Stored items

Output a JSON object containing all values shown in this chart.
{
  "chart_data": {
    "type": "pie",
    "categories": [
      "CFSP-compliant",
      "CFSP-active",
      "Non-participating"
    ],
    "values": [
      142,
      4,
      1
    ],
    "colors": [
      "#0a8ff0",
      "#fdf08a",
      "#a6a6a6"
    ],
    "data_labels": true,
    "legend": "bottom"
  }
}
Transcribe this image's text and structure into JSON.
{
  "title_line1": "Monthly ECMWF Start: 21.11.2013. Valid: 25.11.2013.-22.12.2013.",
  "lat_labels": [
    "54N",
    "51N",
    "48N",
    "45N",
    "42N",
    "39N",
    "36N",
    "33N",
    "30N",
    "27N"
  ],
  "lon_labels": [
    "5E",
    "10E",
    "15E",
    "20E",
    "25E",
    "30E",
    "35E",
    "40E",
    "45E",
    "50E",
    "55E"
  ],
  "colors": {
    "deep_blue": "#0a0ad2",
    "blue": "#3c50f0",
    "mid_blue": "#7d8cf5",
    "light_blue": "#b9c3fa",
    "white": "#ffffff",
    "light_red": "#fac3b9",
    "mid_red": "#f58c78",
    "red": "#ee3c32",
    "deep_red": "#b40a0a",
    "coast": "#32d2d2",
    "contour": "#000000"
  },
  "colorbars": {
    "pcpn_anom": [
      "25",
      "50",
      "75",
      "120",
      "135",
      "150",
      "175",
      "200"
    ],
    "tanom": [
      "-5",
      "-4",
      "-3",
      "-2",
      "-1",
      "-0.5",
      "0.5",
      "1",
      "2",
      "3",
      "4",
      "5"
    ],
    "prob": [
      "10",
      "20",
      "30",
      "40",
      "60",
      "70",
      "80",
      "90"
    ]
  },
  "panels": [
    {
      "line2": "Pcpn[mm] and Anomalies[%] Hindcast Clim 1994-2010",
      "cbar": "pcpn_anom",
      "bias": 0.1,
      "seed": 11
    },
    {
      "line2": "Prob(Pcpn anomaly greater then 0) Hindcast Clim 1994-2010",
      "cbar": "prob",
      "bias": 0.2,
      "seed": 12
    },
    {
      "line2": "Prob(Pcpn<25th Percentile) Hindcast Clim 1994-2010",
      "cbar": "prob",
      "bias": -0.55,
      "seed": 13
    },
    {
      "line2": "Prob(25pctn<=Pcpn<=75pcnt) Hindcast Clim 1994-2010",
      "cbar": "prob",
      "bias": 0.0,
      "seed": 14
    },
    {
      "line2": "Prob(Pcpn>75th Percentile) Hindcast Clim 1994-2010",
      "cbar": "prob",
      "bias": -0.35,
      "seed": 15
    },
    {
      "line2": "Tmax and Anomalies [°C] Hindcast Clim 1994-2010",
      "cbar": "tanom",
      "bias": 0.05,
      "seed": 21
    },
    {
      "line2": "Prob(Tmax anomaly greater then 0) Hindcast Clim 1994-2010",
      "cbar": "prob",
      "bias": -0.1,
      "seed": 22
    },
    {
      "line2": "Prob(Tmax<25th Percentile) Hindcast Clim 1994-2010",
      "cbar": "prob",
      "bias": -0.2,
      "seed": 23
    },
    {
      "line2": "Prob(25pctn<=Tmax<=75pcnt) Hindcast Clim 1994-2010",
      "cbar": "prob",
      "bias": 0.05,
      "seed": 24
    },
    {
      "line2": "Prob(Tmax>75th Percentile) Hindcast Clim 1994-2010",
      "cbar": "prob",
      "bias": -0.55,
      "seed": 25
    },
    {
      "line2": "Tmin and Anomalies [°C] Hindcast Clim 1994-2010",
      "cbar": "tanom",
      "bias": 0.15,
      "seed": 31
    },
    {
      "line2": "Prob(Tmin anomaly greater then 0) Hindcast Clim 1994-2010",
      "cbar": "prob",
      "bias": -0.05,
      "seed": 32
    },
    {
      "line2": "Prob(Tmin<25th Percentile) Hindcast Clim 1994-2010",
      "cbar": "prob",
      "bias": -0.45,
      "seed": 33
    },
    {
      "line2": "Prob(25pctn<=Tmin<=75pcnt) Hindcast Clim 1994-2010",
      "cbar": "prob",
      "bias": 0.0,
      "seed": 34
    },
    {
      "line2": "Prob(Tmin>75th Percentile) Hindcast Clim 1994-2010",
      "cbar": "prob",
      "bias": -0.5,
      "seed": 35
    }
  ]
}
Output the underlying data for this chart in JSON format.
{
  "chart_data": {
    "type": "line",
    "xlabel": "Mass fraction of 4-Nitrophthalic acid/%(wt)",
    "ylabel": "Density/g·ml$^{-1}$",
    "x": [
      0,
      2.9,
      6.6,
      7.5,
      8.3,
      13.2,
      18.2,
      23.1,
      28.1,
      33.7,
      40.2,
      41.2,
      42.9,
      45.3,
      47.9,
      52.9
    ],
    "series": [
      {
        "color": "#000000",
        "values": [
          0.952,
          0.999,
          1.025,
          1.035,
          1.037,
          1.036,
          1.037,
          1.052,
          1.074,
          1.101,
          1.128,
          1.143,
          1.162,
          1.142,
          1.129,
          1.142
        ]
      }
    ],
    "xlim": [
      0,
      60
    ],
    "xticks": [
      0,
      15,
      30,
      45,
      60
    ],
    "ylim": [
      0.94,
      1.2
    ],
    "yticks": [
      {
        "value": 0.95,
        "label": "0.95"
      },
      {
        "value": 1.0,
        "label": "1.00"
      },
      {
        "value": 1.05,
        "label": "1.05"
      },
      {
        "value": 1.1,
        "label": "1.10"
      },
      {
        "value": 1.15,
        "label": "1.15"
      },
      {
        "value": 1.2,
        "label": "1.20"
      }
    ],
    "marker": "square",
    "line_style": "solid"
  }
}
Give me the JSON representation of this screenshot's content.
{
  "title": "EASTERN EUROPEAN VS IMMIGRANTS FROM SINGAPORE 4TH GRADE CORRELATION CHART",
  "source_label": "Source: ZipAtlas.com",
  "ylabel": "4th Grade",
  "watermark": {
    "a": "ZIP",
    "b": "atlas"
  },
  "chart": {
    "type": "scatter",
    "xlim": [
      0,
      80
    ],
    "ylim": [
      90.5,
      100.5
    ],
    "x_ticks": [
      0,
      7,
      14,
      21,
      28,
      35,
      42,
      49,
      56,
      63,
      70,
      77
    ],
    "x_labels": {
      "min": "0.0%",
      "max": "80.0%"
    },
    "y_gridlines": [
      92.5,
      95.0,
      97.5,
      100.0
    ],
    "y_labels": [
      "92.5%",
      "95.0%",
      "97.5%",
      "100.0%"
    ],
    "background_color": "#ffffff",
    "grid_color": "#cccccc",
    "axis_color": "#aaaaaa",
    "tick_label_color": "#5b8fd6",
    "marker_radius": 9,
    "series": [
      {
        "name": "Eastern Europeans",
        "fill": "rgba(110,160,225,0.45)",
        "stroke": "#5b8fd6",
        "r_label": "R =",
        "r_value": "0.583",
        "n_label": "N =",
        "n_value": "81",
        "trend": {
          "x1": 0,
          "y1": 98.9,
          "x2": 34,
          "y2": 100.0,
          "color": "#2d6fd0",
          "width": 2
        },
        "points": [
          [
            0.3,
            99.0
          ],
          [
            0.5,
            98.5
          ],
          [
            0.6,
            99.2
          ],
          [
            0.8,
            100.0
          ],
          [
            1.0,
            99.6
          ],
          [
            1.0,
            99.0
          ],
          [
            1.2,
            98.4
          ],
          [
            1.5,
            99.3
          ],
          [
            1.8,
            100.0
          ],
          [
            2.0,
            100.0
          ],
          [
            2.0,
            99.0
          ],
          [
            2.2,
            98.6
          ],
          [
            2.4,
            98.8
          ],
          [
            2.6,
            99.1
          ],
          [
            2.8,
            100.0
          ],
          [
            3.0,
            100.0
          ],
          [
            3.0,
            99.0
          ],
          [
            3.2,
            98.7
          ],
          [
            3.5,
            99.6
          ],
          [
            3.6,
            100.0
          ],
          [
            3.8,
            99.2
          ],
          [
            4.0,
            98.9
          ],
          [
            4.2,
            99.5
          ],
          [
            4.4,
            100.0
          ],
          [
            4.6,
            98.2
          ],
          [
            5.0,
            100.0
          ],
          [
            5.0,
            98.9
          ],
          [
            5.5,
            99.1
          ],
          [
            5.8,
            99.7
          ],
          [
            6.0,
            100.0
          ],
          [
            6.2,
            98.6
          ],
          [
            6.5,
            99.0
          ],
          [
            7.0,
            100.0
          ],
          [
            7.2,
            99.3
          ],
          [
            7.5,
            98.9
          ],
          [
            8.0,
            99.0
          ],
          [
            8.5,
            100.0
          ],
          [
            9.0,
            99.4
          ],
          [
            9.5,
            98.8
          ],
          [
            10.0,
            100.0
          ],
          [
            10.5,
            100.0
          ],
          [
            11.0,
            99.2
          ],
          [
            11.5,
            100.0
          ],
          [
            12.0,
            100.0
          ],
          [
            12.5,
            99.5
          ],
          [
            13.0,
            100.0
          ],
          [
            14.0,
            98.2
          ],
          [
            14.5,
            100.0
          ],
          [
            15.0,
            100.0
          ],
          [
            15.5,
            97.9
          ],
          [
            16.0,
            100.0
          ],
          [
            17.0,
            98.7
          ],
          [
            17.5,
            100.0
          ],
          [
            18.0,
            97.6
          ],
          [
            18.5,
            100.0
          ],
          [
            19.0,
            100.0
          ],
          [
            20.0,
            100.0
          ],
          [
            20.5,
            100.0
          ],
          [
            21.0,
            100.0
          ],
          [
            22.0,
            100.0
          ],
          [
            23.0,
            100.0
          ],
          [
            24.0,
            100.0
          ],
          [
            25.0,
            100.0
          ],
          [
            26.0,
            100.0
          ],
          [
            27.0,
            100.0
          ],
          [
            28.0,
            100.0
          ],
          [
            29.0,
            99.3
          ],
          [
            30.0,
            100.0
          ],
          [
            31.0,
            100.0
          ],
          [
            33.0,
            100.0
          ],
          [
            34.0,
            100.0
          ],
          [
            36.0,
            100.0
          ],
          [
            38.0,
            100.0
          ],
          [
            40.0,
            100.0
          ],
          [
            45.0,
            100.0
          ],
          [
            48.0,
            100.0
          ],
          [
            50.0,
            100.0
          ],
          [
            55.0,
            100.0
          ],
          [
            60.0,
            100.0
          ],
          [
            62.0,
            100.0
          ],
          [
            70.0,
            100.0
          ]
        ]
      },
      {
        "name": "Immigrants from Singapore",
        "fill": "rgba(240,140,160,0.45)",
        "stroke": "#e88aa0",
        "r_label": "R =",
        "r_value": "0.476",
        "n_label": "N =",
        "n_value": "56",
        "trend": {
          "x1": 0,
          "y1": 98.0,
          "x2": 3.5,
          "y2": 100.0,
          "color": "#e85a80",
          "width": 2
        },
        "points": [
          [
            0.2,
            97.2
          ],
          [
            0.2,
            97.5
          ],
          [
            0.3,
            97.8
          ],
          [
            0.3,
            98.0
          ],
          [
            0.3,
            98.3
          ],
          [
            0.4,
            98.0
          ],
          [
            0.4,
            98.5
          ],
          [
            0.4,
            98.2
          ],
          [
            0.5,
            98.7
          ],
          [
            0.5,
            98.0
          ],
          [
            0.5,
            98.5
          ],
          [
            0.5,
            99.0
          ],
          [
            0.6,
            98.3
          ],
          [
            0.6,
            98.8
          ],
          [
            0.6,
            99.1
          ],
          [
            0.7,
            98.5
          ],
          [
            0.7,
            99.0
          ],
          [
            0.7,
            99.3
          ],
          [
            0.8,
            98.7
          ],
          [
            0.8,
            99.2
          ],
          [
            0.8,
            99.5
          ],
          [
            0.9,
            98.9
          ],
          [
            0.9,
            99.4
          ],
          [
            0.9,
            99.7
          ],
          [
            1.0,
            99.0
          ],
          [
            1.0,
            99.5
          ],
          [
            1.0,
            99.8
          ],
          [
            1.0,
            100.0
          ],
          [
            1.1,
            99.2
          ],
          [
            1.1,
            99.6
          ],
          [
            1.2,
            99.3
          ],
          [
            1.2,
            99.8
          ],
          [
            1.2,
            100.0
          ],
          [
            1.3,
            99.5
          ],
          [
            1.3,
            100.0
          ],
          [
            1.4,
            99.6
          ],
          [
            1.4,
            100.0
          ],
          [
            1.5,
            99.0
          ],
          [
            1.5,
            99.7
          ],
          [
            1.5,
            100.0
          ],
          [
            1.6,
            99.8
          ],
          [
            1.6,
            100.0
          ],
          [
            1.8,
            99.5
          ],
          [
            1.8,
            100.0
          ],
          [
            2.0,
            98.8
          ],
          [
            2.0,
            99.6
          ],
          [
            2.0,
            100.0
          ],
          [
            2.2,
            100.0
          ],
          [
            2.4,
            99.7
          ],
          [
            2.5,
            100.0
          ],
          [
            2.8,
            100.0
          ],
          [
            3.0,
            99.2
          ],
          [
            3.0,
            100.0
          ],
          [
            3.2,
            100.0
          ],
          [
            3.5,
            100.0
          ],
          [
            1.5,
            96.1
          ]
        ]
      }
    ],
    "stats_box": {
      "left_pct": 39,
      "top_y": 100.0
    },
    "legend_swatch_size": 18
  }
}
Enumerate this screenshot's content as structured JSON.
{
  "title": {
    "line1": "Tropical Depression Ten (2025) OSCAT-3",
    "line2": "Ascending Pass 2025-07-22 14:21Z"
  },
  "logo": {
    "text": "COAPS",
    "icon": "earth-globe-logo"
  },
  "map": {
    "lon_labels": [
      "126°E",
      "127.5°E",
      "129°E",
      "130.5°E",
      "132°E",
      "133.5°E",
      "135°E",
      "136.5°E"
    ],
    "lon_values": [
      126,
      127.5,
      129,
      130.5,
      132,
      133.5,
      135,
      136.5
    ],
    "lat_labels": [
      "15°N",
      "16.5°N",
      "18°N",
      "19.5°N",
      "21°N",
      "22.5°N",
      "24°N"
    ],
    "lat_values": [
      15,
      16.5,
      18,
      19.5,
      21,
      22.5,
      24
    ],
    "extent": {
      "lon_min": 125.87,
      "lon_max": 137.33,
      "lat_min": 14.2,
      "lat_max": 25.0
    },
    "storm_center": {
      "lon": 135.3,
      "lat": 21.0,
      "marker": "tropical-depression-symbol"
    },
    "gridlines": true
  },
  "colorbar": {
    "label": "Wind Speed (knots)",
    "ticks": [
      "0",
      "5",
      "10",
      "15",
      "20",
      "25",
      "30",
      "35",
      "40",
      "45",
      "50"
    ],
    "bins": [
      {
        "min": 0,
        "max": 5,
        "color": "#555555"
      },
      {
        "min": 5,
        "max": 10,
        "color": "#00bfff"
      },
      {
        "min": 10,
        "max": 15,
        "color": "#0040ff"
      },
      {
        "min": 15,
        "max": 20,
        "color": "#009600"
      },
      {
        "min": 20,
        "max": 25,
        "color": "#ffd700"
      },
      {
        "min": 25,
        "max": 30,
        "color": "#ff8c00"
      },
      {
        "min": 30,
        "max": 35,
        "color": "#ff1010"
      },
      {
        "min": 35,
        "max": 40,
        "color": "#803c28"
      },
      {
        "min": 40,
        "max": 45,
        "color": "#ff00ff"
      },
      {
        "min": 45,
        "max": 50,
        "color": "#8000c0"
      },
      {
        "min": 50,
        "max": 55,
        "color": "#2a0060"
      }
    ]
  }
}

## STATED GOAL
Look through the records and gather each line with the word "ffffff".

## RESPONSE
    "white": "#ffffff",
    "background_color": "#ffffff",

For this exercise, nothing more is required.